== TEXT PROVIDED ==
Johnson v. Sloan
2016 Ohio 5375
Ohio Ct. App.2016Background
- Robert L. Johnson was bound over from juvenile court in 1987 and later convicted in Cuyahoga Common Pleas of aggravated robbery (with gun spec.) and aggravated murder (felony-murder), receiving concurrent terms including life imprisonment.
- Johnson pursued direct and collateral relief in state courts (delayed appeal, reopening denied, motion for new trial denied) and federal habeas, all unsuccessful; he filed the instant Ohio habeas petition in January 2016.
- Johnson's habeas claim: juvenile court failed to administer a required physical examination before bindover, so the common pleas court lacked jurisdiction to convict and sentence him.
- The juvenile bindover entries stated a physical examination had been performed; Johnson concedes he received two mental examinations showing amenability to bindover.
- The court treated the respondent’s filing as a Civ.R. 12(B)(6) motion to dismiss and evaluated whether Johnson alleged a patent and unambiguous lack of jurisdiction that would allow habeas relief.
Issues
| Issue | Plaintiff's Argument | Defendant's Argument | Held |
|---|---|---|---|
| Whether habeas corpus lies because juvenile court failed to administer a physical exam pre-bindover | Johnson: No physical exam was done, so bindover was void and common pleas lacked jurisdiction | Warden: Bindover entries show the exam was performed; jurisdictional defect is not patent and Johnson had other remedies | Dismissed — no patent and unambiguous lack of jurisdiction; dismissal under Civ.R. 12(B)(6) granted |
| Whether habeas is available when petitioner failed to raise bindover defect earlier | Johnson: Did not raise earlier but seeks habeas now | Warden: Habeas unavailable when an adequate remedy (direct appeal) existed absent a patent jurisdictional defect | Held against Johnson — he had an adequate remedy at law and offered no patent jurisdictional defect |
Key Cases Cited
- Fuqua v. Williams, 100 Ohio St.3d 211 (Ohio 2003) (habeas corpus is a civil action under Ohio law)
- Gaskins v. Shiplevy, 74 Ohio St.3d 149 (Ohio 1995) (Civil Rules may apply to habeas when not clearly inapplicable)

== PROVIDED DATA ==
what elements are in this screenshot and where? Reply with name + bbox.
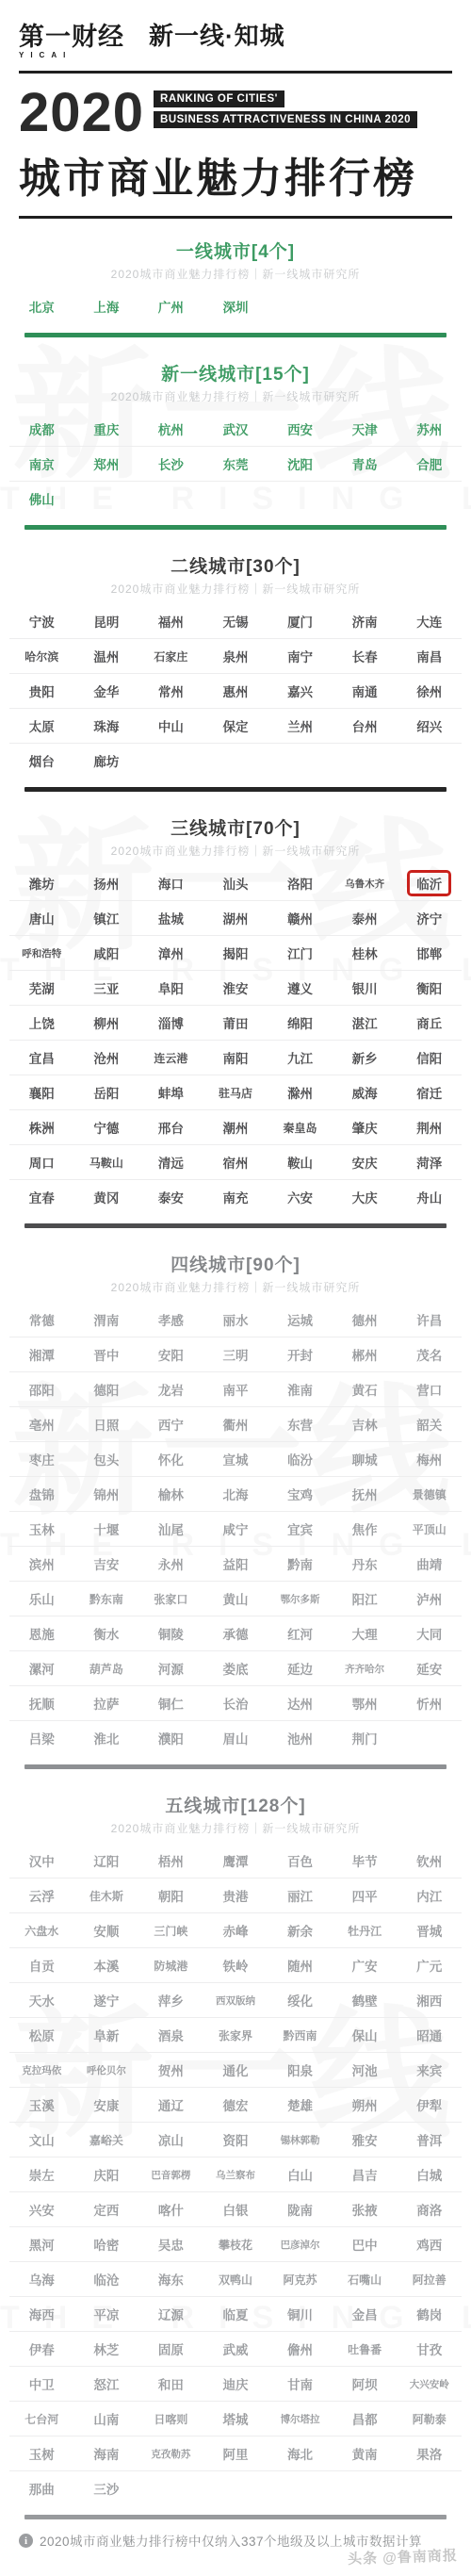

== DO THIS ==
In the case summary, shorten the paragraph that begins "Johnson pursued direct and collateral relief" into a short list that keeps its main facts.

== FINAL ANSWER ==
- In state court, Johnson sought a delayed appeal, asked for reopening (denied), and moved for a new trial (denied).
- He also sought federal habeas relief.
- All of these efforts failed.
- He filed this Ohio habeas petition in January 2016.